> [WORKING DATA]
--------

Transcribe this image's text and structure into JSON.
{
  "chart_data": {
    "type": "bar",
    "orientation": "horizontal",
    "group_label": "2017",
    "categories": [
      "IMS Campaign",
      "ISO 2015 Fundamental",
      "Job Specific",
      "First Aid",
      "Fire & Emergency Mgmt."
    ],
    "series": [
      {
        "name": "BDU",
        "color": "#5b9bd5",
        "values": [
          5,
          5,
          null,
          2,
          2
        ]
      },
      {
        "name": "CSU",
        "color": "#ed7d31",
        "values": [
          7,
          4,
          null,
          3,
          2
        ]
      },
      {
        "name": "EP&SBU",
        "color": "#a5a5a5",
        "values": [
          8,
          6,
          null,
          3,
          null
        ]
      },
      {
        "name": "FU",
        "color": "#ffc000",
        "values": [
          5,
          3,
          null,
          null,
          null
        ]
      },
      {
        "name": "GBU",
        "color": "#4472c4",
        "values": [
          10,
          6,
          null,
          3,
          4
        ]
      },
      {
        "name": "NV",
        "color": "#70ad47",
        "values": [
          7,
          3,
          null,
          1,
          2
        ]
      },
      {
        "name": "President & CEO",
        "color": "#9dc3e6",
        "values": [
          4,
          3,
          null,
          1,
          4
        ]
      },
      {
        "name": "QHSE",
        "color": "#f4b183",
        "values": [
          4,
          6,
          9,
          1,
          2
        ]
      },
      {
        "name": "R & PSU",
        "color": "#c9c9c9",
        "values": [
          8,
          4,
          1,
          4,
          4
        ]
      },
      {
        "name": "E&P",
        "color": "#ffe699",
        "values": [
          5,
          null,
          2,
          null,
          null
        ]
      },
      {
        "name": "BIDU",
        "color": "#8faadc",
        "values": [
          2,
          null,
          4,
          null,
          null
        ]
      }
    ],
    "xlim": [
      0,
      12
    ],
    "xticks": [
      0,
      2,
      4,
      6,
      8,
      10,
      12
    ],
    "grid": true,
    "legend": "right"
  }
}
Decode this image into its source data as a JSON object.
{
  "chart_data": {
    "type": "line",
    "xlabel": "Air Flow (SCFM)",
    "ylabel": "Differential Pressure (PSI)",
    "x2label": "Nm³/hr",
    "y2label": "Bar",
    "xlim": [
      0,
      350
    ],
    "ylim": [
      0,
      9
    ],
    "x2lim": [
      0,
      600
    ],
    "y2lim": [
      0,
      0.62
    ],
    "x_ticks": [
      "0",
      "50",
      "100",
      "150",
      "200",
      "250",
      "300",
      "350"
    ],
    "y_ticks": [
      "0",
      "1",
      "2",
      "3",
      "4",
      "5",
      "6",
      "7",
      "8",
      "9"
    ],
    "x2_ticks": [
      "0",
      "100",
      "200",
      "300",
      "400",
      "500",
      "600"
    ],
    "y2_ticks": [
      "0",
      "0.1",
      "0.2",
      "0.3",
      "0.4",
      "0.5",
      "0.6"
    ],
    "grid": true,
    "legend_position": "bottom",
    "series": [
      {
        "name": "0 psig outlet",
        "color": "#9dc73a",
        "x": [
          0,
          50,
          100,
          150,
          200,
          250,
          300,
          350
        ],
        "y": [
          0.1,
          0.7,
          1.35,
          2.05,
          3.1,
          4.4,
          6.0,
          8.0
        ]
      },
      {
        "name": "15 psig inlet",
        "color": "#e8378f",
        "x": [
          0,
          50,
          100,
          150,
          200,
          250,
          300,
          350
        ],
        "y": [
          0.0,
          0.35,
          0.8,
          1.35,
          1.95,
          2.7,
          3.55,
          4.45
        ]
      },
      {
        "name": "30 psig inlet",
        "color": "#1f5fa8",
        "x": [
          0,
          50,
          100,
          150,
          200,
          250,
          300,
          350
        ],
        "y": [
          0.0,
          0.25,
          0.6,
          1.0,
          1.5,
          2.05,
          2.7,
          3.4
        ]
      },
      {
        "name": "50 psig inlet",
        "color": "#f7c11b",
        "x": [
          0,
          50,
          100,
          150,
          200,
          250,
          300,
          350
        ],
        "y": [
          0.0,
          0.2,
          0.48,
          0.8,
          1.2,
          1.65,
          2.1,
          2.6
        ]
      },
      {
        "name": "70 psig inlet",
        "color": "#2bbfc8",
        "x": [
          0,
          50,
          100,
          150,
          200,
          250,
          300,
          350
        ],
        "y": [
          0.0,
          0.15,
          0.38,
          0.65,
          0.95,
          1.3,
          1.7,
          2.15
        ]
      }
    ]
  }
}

--------

> [SET TASK]
Find every line in the listing that holds the string "this", then say how many there are as a bare number.

> [RESULT]
2